Stated exercise:
Below is the data. Give it again, complete and exact.

Supplied records:
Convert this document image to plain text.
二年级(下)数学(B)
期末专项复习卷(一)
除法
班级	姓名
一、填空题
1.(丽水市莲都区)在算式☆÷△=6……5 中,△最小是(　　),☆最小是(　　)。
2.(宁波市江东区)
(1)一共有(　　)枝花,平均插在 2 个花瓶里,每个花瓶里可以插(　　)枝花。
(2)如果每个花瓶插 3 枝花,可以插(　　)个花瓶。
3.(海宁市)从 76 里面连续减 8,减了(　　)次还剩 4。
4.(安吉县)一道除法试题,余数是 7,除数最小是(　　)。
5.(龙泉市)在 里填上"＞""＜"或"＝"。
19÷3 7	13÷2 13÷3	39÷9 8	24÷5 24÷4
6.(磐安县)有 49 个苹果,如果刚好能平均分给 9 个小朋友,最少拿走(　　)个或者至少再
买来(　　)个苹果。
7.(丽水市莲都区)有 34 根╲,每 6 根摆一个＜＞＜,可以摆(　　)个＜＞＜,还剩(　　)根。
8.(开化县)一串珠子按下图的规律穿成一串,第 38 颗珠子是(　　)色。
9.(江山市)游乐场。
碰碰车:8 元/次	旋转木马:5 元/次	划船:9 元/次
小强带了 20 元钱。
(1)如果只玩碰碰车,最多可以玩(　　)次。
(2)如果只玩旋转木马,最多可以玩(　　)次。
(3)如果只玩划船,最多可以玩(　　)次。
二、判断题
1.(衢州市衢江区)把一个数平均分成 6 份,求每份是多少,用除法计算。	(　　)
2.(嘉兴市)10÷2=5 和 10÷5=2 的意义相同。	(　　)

Problem solution:
Convert this document image to plain text.
二年级(下)数学(B)
期末专项复习卷(一)
除法
班级	姓名
一、填空题
1.(丽水市莲都区)在算式☆÷△=6……5 中,△最小是(　　),☆最小是(　　)。
2.(宁波市江东区)
(1)一共有(　　)枝花,平均插在 2 个花瓶里,每个花瓶里可以插(　　)枝花。
(2)如果每个花瓶插 3 枝花,可以插(　　)个花瓶。
3.(海宁市)从 76 里面连续减 8,减了(　　)次还剩 4。
4.(安吉县)一道除法试题,余数是 7,除数最小是(　　)。
5.(龙泉市)在 里填上"＞""＜"或"＝"。
19÷3 7	13÷2 13÷3	39÷9 8	24÷5 24÷4
6.(磐安县)有 49 个苹果,如果刚好能平均分给 9 个小朋友,最少拿走(　　)个或者至少再
买来(　　)个苹果。
7.(丽水市莲都区)有 34 根╲,每 6 根摆一个＜＞＜,可以摆(　　)个＜＞＜,还剩(　　)根。
8.(开化县)一串珠子按下图的规律穿成一串,第 38 颗珠子是(　　)色。
9.(江山市)游乐场。
碰碰车:8 元/次	旋转木马:5 元/次	划船:9 元/次
小强带了 20 元钱。
(1)如果只玩碰碰车,最多可以玩(　　)次。
(2)如果只玩旋转木马,最多可以玩(　　)次。
(3)如果只玩划船,最多可以玩(　　)次。
二、判断题
1.(衢州市衢江区)把一个数平均分成 6 份,求每份是多少,用除法计算。	(　　)
2.(嘉兴市)10÷2=5 和 10÷5=2 的意义相同。	(　　)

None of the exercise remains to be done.